= TASK DESCRIPTION =
The records below must be copied in full; omit the images.

= Data records =
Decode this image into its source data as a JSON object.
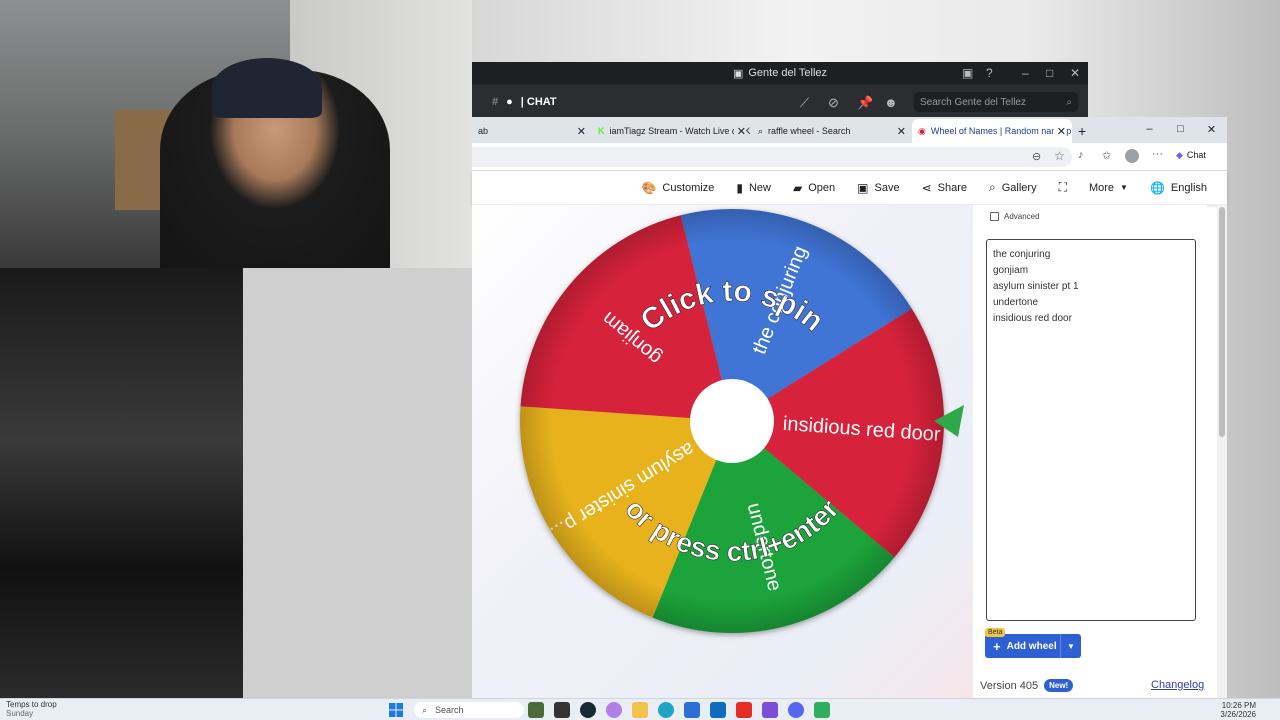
{
  "discord": {
    "title": "Gente del Tellez",
    "channel": "| CHAT",
    "search_placeholder": "Search Gente del Tellez"
  },
  "browser": {
    "tabs": [
      {
        "label": "ab",
        "active": false
      },
      {
        "label": "iamTiagz Stream - Watch Live on K",
        "active": false
      },
      {
        "label": "raffle wheel - Search",
        "active": false
      },
      {
        "label": "Wheel of Names | Random name p",
        "active": true
      }
    ],
    "chat_button": "Chat"
  },
  "toolbar": {
    "customize": "Customize",
    "new": "New",
    "open": "Open",
    "save": "Save",
    "share": "Share",
    "gallery": "Gallery",
    "more": "More",
    "language": "English"
  },
  "wheel": {
    "prompt_top": "Click to spin",
    "prompt_bottom": "or press ctrl+enter",
    "segments": [
      {
        "label": "the conjuring",
        "color": "#3f74d6"
      },
      {
        "label": "insidious red door",
        "color": "#d6213a"
      },
      {
        "label": "undertone",
        "color": "#1fa33b"
      },
      {
        "label": "asylum sinister p...",
        "color": "#e7b21f"
      },
      {
        "label": "gonjiam",
        "color": "#d6213a"
      }
    ],
    "pointer_color": "#2fa84a"
  },
  "panel": {
    "advanced_label": "Advanced",
    "entries": [
      "the conjuring",
      "gonjiam",
      "asylum sinister pt 1",
      "undertone",
      "insidious red door"
    ],
    "beta_badge": "Beta",
    "add_wheel_label": "Add wheel",
    "version": "Version 405",
    "new_badge": "New!",
    "changelog": "Changelog"
  },
  "taskbar": {
    "weather_line1": "Temps to drop",
    "weather_line2": "Sunday",
    "search_label": "Search",
    "time": "10:26 PM",
    "date": "3/26/2026"
  }
}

= TASK RESULT =
Decode this image into its source data as a JSON object.
{
  "discord": {
    "title": "Gente del Tellez",
    "channel": "| CHAT",
    "search_placeholder": "Search Gente del Tellez"
  },
  "browser": {
    "tabs": [
      {
        "label": "ab",
        "active": false
      },
      {
        "label": "iamTiagz Stream - Watch Live on K",
        "active": false
      },
      {
        "label": "raffle wheel - Search",
        "active": false
      },
      {
        "label": "Wheel of Names | Random name p",
        "active": true
      }
    ],
    "chat_button": "Chat"
  },
  "toolbar": {
    "customize": "Customize",
    "new": "New",
    "open": "Open",
    "save": "Save",
    "share": "Share",
    "gallery": "Gallery",
    "more": "More",
    "language": "English"
  },
  "wheel": {
    "prompt_top": "Click to spin",
    "prompt_bottom": "or press ctrl+enter",
    "segments": [
      {
        "label": "the conjuring",
        "color": "#3f74d6"
      },
      {
        "label": "insidious red door",
        "color": "#d6213a"
      },
      {
        "label": "undertone",
        "color": "#1fa33b"
      },
      {
        "label": "asylum sinister p...",
        "color": "#e7b21f"
      },
      {
        "label": "gonjiam",
        "color": "#d6213a"
      }
    ],
    "pointer_color": "#2fa84a"
  },
  "panel": {
    "advanced_label": "Advanced",
    "entries": [
      "the conjuring",
      "gonjiam",
      "asylum sinister pt 1",
      "undertone",
      "insidious red door"
    ],
    "beta_badge": "Beta",
    "add_wheel_label": "Add wheel",
    "version": "Version 405",
    "new_badge": "New!",
    "changelog": "Changelog"
  },
  "taskbar": {
    "weather_line1": "Temps to drop",
    "weather_line2": "Sunday",
    "search_label": "Search",
    "time": "10:26 PM",
    "date": "3/26/2026"
  }
}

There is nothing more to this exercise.